EXERCISE PROMPT
Write out the listing below again, precisely as it is given.

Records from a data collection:
######
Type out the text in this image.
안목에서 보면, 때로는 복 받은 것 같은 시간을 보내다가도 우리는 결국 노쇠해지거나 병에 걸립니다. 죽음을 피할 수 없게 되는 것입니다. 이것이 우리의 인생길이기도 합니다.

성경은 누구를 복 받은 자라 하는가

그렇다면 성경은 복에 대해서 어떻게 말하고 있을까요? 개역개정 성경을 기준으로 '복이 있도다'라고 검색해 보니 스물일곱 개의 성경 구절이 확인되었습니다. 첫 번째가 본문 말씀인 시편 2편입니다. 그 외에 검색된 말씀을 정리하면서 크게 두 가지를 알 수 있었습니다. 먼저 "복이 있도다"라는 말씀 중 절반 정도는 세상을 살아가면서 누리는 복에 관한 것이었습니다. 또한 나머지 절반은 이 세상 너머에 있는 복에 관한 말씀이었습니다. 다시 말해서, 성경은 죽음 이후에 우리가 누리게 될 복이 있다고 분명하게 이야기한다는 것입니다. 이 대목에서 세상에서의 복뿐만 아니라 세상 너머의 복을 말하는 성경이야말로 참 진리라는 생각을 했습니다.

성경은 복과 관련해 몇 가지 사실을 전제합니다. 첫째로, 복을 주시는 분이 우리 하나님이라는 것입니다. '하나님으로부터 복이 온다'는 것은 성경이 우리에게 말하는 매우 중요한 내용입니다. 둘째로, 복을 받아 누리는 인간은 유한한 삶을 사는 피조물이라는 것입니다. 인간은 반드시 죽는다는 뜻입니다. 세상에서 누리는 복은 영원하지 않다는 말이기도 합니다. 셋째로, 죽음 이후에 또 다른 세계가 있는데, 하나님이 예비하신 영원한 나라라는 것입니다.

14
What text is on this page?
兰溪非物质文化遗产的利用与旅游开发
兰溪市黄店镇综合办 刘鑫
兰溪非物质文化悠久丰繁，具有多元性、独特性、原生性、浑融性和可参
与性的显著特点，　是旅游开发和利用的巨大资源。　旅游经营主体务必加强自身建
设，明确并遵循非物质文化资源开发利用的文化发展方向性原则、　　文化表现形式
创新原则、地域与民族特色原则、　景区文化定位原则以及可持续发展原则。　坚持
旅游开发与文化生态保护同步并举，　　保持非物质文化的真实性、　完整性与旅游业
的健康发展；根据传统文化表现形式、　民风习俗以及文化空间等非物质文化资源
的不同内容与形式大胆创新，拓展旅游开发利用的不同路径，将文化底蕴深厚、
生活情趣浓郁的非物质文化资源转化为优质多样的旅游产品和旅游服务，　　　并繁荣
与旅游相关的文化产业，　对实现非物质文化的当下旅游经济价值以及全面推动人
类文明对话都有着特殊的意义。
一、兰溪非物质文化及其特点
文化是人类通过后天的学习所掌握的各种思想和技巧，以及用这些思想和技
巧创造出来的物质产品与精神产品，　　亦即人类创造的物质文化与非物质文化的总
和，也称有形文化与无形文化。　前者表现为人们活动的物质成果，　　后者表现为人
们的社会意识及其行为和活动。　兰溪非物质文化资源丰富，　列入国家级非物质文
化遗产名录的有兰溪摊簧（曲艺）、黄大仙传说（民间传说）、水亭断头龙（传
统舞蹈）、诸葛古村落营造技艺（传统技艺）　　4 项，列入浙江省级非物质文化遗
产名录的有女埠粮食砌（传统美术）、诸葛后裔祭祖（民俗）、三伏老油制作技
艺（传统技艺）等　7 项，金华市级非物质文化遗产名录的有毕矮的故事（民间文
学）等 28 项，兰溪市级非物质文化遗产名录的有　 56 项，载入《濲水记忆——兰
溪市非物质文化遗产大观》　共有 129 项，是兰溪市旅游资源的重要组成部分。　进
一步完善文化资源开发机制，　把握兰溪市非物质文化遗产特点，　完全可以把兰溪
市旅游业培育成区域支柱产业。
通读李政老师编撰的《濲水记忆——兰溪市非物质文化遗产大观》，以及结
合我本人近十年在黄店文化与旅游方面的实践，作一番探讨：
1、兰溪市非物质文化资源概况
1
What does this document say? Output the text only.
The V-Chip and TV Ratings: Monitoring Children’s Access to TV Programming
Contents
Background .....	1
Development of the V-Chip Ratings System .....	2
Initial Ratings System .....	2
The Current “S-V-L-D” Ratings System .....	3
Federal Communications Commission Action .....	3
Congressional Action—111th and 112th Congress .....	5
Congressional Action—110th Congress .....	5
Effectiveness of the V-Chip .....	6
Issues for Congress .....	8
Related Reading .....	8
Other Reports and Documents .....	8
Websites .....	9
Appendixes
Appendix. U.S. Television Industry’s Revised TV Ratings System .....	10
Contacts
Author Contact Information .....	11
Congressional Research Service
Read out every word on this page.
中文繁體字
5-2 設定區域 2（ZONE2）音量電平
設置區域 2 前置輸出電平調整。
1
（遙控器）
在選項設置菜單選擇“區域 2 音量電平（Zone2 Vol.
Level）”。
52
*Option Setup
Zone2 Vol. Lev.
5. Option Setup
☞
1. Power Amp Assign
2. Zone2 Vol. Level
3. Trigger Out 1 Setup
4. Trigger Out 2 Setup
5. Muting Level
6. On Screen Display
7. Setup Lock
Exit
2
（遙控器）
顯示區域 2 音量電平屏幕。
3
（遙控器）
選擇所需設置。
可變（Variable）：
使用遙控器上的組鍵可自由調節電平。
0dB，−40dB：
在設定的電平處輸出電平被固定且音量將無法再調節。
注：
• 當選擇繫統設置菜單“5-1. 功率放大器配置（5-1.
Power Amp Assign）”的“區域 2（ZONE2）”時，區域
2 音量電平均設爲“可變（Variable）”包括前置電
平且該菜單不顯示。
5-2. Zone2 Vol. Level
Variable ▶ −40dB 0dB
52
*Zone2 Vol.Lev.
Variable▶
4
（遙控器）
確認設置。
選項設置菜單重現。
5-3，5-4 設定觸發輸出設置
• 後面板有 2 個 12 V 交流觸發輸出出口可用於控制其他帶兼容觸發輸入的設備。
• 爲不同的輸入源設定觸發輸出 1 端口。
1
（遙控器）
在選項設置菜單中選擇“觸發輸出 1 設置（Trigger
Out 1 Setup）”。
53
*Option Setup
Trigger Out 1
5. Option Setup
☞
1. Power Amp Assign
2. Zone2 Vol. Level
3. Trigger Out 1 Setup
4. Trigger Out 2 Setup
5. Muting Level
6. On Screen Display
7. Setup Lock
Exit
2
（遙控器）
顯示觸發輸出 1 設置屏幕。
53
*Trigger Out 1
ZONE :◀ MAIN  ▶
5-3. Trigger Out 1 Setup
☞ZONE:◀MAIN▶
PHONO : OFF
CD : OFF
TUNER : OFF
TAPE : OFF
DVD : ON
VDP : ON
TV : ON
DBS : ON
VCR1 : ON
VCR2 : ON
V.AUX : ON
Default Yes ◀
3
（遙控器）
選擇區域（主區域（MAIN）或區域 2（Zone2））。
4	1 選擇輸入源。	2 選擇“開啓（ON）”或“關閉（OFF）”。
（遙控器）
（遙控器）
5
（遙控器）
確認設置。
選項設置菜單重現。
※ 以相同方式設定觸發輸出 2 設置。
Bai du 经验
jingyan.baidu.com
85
######
ANSWER TO THE EXERCISE
Type out the text in this image.
안목에서 보면, 때로는 복 받은 것 같은 시간을 보내다가도 우리는 결국 노쇠해지거나 병에 걸립니다. 죽음을 피할 수 없게 되는 것입니다. 이것이 우리의 인생길이기도 합니다.

성경은 누구를 복 받은 자라 하는가

그렇다면 성경은 복에 대해서 어떻게 말하고 있을까요? 개역개정 성경을 기준으로 '복이 있도다'라고 검색해 보니 스물일곱 개의 성경 구절이 확인되었습니다. 첫 번째가 본문 말씀인 시편 2편입니다. 그 외에 검색된 말씀을 정리하면서 크게 두 가지를 알 수 있었습니다. 먼저 "복이 있도다"라는 말씀 중 절반 정도는 세상을 살아가면서 누리는 복에 관한 것이었습니다. 또한 나머지 절반은 이 세상 너머에 있는 복에 관한 말씀이었습니다. 다시 말해서, 성경은 죽음 이후에 우리가 누리게 될 복이 있다고 분명하게 이야기한다는 것입니다. 이 대목에서 세상에서의 복뿐만 아니라 세상 너머의 복을 말하는 성경이야말로 참 진리라는 생각을 했습니다.

성경은 복과 관련해 몇 가지 사실을 전제합니다. 첫째로, 복을 주시는 분이 우리 하나님이라는 것입니다. '하나님으로부터 복이 온다'는 것은 성경이 우리에게 말하는 매우 중요한 내용입니다. 둘째로, 복을 받아 누리는 인간은 유한한 삶을 사는 피조물이라는 것입니다. 인간은 반드시 죽는다는 뜻입니다. 세상에서 누리는 복은 영원하지 않다는 말이기도 합니다. 셋째로, 죽음 이후에 또 다른 세계가 있는데, 하나님이 예비하신 영원한 나라라는 것입니다.

14
What text is on this page?
兰溪非物质文化遗产的利用与旅游开发
兰溪市黄店镇综合办 刘鑫
兰溪非物质文化悠久丰繁，具有多元性、独特性、原生性、浑融性和可参
与性的显著特点，　是旅游开发和利用的巨大资源。　旅游经营主体务必加强自身建
设，明确并遵循非物质文化资源开发利用的文化发展方向性原则、　　文化表现形式
创新原则、地域与民族特色原则、　景区文化定位原则以及可持续发展原则。　坚持
旅游开发与文化生态保护同步并举，　　保持非物质文化的真实性、　完整性与旅游业
的健康发展；根据传统文化表现形式、　民风习俗以及文化空间等非物质文化资源
的不同内容与形式大胆创新，拓展旅游开发利用的不同路径，将文化底蕴深厚、
生活情趣浓郁的非物质文化资源转化为优质多样的旅游产品和旅游服务，　　　并繁荣
与旅游相关的文化产业，　对实现非物质文化的当下旅游经济价值以及全面推动人
类文明对话都有着特殊的意义。
一、兰溪非物质文化及其特点
文化是人类通过后天的学习所掌握的各种思想和技巧，以及用这些思想和技
巧创造出来的物质产品与精神产品，　　亦即人类创造的物质文化与非物质文化的总
和，也称有形文化与无形文化。　前者表现为人们活动的物质成果，　　后者表现为人
们的社会意识及其行为和活动。　兰溪非物质文化资源丰富，　列入国家级非物质文
化遗产名录的有兰溪摊簧（曲艺）、黄大仙传说（民间传说）、水亭断头龙（传
统舞蹈）、诸葛古村落营造技艺（传统技艺）　　4 项，列入浙江省级非物质文化遗
产名录的有女埠粮食砌（传统美术）、诸葛后裔祭祖（民俗）、三伏老油制作技
艺（传统技艺）等　7 项，金华市级非物质文化遗产名录的有毕矮的故事（民间文
学）等 28 项，兰溪市级非物质文化遗产名录的有　 56 项，载入《濲水记忆——兰
溪市非物质文化遗产大观》　共有 129 项，是兰溪市旅游资源的重要组成部分。　进
一步完善文化资源开发机制，　把握兰溪市非物质文化遗产特点，　完全可以把兰溪
市旅游业培育成区域支柱产业。
通读李政老师编撰的《濲水记忆——兰溪市非物质文化遗产大观》，以及结
合我本人近十年在黄店文化与旅游方面的实践，作一番探讨：
1、兰溪市非物质文化资源概况
1
What does this document say? Output the text only.
The V-Chip and TV Ratings: Monitoring Children’s Access to TV Programming
Contents
Background .....	1
Development of the V-Chip Ratings System .....	2
Initial Ratings System .....	2
The Current “S-V-L-D” Ratings System .....	3
Federal Communications Commission Action .....	3
Congressional Action—111th and 112th Congress .....	5
Congressional Action—110th Congress .....	5
Effectiveness of the V-Chip .....	6
Issues for Congress .....	8
Related Reading .....	8
Other Reports and Documents .....	8
Websites .....	9
Appendixes
Appendix. U.S. Television Industry’s Revised TV Ratings System .....	10
Contacts
Author Contact Information .....	11
Congressional Research Service
Read out every word on this page.
中文繁體字
5-2 設定區域 2（ZONE2）音量電平
設置區域 2 前置輸出電平調整。
1
（遙控器）
在選項設置菜單選擇“區域 2 音量電平（Zone2 Vol.
Level）”。
52
*Option Setup
Zone2 Vol. Lev.
5. Option Setup
☞
1. Power Amp Assign
2. Zone2 Vol. Level
3. Trigger Out 1 Setup
4. Trigger Out 2 Setup
5. Muting Level
6. On Screen Display
7. Setup Lock
Exit
2
（遙控器）
顯示區域 2 音量電平屏幕。
3
（遙控器）
選擇所需設置。
可變（Variable）：
使用遙控器上的組鍵可自由調節電平。
0dB，−40dB：
在設定的電平處輸出電平被固定且音量將無法再調節。
注：
• 當選擇繫統設置菜單“5-1. 功率放大器配置（5-1.
Power Amp Assign）”的“區域 2（ZONE2）”時，區域
2 音量電平均設爲“可變（Variable）”包括前置電
平且該菜單不顯示。
5-2. Zone2 Vol. Level
Variable ▶ −40dB 0dB
52
*Zone2 Vol.Lev.
Variable▶
4
（遙控器）
確認設置。
選項設置菜單重現。
5-3，5-4 設定觸發輸出設置
• 後面板有 2 個 12 V 交流觸發輸出出口可用於控制其他帶兼容觸發輸入的設備。
• 爲不同的輸入源設定觸發輸出 1 端口。
1
（遙控器）
在選項設置菜單中選擇“觸發輸出 1 設置（Trigger
Out 1 Setup）”。
53
*Option Setup
Trigger Out 1
5. Option Setup
☞
1. Power Amp Assign
2. Zone2 Vol. Level
3. Trigger Out 1 Setup
4. Trigger Out 2 Setup
5. Muting Level
6. On Screen Display
7. Setup Lock
Exit
2
（遙控器）
顯示觸發輸出 1 設置屏幕。
53
*Trigger Out 1
ZONE :◀ MAIN  ▶
5-3. Trigger Out 1 Setup
☞ZONE:◀MAIN▶
PHONO : OFF
CD : OFF
TUNER : OFF
TAPE : OFF
DVD : ON
VDP : ON
TV : ON
DBS : ON
VCR1 : ON
VCR2 : ON
V.AUX : ON
Default Yes ◀
3
（遙控器）
選擇區域（主區域（MAIN）或區域 2（Zone2））。
4	1 選擇輸入源。	2 選擇“開啓（ON）”或“關閉（OFF）”。
（遙控器）
（遙控器）
5
（遙控器）
確認設置。
選項設置菜單重現。
※ 以相同方式設定觸發輸出 2 設置。
Bai du 经验
jingyan.baidu.com
85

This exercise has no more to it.